(INSTRUCTION) Count lines, not occurrences: give the number of lines holding the word "title", and nothing besides.

[start]

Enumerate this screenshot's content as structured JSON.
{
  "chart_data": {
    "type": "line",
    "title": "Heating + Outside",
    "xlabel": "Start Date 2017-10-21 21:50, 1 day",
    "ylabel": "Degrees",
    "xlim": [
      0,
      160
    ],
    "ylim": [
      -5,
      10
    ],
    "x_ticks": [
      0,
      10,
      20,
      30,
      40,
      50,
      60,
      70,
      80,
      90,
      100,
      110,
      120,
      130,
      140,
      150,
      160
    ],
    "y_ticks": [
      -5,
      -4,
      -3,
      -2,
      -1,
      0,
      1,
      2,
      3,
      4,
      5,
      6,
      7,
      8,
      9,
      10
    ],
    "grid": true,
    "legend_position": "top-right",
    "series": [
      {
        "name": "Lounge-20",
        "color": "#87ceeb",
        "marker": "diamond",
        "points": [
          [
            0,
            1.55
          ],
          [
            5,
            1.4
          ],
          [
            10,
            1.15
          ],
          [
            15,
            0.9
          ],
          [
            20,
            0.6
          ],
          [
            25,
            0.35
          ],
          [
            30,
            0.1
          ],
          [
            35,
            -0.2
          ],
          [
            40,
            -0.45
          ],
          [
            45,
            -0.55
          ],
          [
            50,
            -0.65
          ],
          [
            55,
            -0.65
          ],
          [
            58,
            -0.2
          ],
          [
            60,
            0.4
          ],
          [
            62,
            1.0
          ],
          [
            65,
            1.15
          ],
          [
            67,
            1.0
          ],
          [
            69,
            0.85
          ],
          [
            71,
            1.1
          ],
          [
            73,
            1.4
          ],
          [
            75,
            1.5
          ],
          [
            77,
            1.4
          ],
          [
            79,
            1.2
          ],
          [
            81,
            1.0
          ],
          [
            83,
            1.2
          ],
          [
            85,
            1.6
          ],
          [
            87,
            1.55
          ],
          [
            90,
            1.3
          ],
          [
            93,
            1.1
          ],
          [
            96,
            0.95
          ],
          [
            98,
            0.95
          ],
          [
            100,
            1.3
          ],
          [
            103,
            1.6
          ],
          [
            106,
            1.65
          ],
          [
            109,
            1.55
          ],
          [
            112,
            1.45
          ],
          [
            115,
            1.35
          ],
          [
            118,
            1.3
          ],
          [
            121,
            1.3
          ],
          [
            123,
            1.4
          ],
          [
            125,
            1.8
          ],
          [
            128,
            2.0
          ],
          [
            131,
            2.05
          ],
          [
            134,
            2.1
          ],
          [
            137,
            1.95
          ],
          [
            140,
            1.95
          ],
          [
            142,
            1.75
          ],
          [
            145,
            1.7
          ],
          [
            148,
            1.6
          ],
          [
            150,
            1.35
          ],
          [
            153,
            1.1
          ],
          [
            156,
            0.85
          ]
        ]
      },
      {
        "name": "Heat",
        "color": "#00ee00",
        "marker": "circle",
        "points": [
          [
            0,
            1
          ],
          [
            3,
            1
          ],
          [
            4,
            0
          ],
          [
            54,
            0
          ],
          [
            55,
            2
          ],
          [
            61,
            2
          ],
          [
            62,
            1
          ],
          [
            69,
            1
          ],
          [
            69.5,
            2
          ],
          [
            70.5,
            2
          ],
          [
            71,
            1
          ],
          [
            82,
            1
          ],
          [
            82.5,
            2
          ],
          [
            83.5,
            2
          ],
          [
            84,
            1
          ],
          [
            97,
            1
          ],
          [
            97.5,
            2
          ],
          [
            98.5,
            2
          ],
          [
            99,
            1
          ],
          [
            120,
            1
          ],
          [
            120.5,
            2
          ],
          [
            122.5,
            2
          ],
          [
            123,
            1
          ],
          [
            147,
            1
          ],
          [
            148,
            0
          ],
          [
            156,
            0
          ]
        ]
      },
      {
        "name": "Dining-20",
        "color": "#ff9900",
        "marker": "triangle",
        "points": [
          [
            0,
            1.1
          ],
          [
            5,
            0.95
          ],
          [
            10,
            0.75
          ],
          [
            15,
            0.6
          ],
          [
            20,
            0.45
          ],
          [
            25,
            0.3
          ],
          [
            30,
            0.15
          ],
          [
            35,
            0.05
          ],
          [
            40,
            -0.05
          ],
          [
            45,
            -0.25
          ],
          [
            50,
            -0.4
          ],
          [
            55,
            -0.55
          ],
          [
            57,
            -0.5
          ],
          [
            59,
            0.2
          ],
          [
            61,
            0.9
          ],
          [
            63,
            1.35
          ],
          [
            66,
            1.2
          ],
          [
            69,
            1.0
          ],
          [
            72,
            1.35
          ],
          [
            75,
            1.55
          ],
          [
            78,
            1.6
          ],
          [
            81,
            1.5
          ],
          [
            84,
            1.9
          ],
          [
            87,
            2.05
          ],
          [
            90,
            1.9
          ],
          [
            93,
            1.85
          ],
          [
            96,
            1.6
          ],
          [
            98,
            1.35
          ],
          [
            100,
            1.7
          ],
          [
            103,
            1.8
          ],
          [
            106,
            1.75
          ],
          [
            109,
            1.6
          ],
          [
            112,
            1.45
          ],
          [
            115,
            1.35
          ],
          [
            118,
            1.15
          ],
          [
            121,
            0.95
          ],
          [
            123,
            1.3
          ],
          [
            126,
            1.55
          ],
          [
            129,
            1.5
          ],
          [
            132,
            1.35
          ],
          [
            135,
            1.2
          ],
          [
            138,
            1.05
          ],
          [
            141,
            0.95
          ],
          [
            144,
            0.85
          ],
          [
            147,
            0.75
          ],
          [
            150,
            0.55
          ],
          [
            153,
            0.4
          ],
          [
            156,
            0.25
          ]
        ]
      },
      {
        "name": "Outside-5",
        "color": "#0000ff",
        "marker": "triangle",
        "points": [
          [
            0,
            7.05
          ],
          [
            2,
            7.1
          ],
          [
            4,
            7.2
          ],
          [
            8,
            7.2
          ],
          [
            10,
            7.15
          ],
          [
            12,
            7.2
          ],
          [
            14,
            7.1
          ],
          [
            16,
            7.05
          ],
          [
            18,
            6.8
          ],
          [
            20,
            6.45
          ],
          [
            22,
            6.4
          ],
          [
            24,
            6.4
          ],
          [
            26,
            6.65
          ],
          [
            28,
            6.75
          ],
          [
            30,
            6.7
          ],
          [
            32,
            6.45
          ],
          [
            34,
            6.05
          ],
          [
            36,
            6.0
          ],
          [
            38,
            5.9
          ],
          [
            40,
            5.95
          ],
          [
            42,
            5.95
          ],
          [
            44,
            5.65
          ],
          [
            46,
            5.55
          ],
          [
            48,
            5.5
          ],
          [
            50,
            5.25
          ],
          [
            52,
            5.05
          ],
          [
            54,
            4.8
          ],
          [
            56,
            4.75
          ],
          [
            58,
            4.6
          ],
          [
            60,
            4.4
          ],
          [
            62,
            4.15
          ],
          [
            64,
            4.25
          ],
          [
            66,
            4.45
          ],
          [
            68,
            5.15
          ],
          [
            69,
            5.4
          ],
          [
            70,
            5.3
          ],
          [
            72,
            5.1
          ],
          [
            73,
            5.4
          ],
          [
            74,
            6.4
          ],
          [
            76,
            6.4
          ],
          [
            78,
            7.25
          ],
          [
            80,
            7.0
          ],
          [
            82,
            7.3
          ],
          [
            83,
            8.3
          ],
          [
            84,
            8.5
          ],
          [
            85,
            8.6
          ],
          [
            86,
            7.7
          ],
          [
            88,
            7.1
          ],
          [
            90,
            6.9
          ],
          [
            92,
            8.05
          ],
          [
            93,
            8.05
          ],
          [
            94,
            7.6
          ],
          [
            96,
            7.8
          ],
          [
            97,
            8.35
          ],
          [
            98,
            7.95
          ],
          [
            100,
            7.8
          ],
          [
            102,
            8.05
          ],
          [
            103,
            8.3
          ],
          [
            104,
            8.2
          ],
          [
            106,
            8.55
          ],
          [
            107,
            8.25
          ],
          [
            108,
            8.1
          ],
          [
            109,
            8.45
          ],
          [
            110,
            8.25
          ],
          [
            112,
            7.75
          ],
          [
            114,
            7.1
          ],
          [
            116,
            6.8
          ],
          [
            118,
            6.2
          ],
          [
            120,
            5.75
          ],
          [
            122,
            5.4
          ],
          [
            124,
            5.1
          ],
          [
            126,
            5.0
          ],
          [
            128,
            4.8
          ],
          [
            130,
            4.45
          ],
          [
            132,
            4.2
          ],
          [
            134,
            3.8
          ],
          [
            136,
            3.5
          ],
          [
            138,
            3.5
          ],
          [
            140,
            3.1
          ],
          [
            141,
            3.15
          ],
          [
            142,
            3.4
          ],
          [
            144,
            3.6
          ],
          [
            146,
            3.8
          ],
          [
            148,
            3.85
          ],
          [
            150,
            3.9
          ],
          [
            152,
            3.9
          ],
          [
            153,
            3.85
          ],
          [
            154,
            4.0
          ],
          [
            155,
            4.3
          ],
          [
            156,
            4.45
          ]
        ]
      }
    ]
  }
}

[end]
[start]

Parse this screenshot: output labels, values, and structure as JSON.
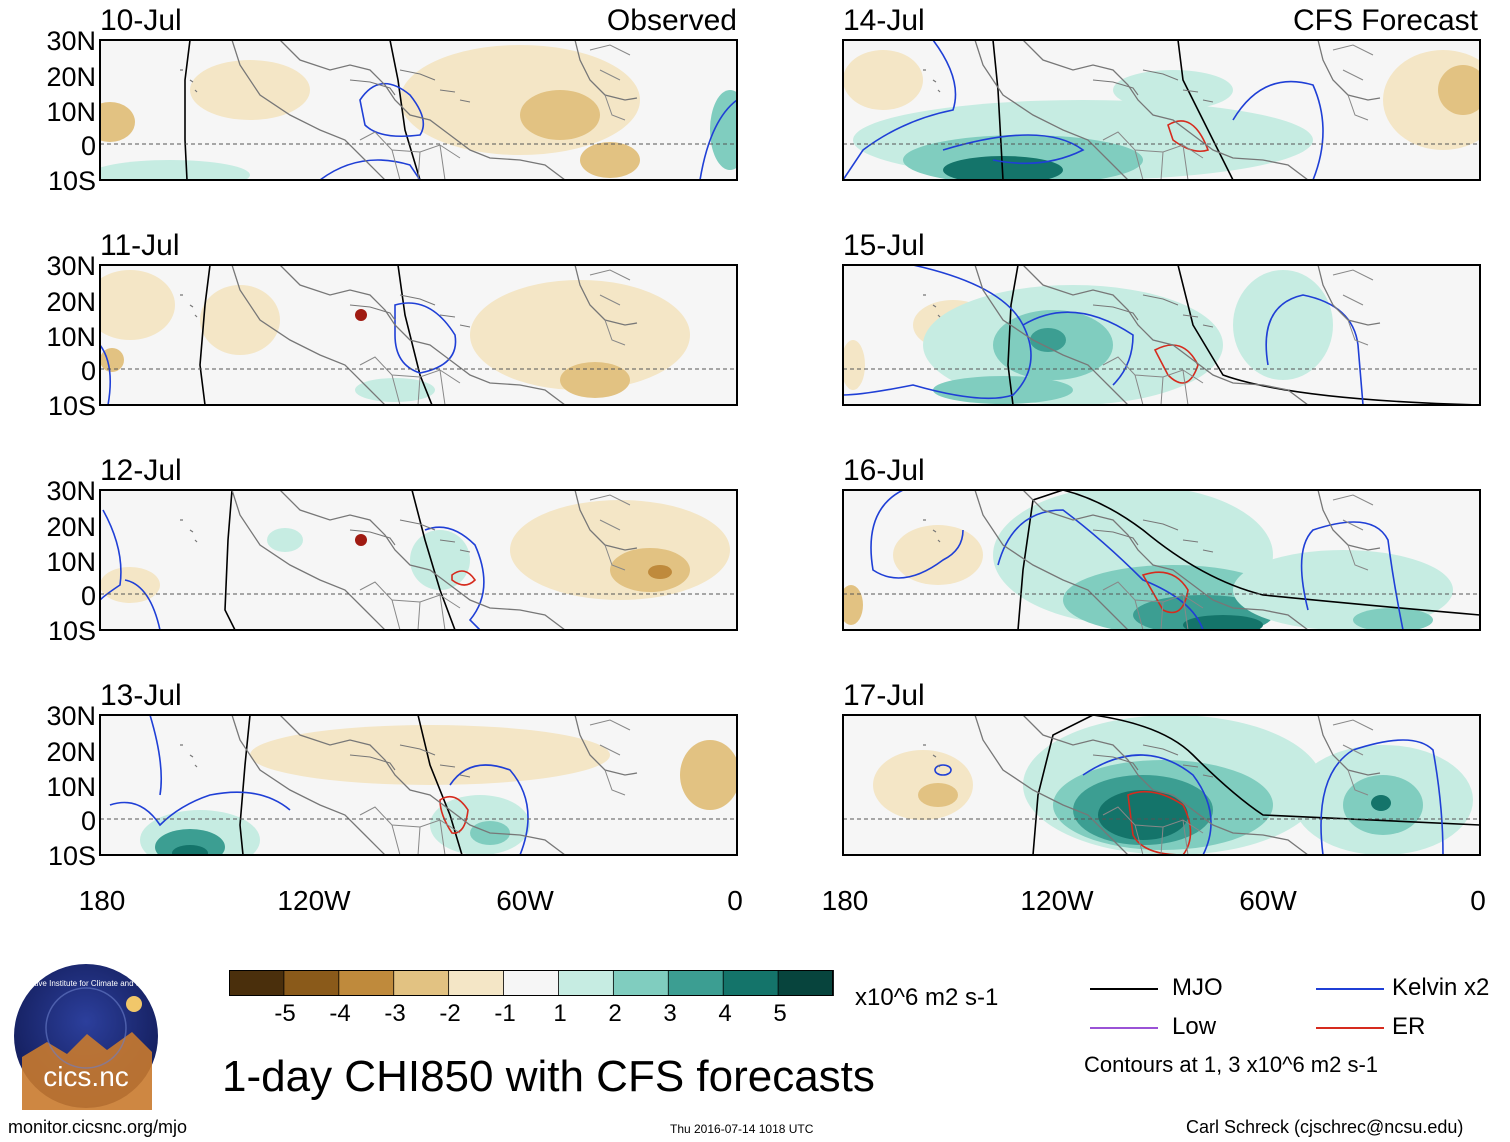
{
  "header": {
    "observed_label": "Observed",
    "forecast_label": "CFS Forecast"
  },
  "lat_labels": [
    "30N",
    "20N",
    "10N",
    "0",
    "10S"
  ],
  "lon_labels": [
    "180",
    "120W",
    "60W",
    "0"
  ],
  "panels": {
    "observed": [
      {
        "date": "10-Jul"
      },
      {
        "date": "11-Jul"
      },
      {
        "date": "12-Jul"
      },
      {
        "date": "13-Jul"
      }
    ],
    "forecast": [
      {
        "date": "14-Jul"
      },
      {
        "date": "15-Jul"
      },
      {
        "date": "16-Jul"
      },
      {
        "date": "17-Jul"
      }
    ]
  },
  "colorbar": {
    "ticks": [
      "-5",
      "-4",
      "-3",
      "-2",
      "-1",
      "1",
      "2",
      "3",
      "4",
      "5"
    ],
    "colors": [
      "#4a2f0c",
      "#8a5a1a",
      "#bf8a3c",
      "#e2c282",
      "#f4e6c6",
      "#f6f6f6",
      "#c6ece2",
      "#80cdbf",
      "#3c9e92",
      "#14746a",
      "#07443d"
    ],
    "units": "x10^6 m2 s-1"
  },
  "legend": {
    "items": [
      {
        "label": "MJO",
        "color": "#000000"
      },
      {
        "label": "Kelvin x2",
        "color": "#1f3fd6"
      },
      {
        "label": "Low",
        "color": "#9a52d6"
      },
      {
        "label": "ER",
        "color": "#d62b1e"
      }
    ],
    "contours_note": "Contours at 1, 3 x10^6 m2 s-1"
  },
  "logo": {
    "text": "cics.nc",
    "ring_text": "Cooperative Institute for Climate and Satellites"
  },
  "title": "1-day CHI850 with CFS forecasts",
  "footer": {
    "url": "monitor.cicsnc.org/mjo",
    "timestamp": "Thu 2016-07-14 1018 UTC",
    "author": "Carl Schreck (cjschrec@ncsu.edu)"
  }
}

[end]
[start]

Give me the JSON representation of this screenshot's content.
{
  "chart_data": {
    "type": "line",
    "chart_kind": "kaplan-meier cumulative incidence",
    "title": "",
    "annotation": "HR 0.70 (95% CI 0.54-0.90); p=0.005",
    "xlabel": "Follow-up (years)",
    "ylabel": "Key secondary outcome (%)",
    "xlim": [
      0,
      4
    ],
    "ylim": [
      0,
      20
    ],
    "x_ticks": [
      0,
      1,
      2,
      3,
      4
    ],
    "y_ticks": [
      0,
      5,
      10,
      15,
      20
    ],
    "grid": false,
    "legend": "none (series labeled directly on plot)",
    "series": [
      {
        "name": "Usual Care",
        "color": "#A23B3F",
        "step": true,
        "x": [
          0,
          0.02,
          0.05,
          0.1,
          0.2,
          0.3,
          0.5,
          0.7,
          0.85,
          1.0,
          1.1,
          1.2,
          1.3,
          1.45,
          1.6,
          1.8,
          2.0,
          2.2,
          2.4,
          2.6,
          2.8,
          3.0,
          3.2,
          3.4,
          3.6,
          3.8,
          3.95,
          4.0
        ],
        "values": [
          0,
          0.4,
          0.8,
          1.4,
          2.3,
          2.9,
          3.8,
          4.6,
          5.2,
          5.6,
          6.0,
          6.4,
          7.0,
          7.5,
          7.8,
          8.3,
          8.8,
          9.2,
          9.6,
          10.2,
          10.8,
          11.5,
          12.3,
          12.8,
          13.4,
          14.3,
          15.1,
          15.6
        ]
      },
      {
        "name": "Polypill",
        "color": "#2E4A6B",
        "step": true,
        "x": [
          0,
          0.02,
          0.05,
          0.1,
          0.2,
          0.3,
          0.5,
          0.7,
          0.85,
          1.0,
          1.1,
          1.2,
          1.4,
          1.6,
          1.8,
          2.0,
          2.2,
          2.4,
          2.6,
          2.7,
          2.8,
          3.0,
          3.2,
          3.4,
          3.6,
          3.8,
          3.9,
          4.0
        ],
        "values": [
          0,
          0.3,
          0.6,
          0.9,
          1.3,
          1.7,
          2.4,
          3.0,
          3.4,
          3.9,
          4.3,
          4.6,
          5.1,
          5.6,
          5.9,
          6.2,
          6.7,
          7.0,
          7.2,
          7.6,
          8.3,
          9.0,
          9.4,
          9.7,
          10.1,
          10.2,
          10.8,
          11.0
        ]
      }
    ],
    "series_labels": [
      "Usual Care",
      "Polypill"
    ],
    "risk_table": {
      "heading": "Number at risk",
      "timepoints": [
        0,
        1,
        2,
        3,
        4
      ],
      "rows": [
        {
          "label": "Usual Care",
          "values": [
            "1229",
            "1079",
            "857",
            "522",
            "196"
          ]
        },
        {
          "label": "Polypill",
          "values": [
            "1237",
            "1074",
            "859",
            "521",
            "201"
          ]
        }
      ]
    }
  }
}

[end]

(EXERCISE RESPONSE) 3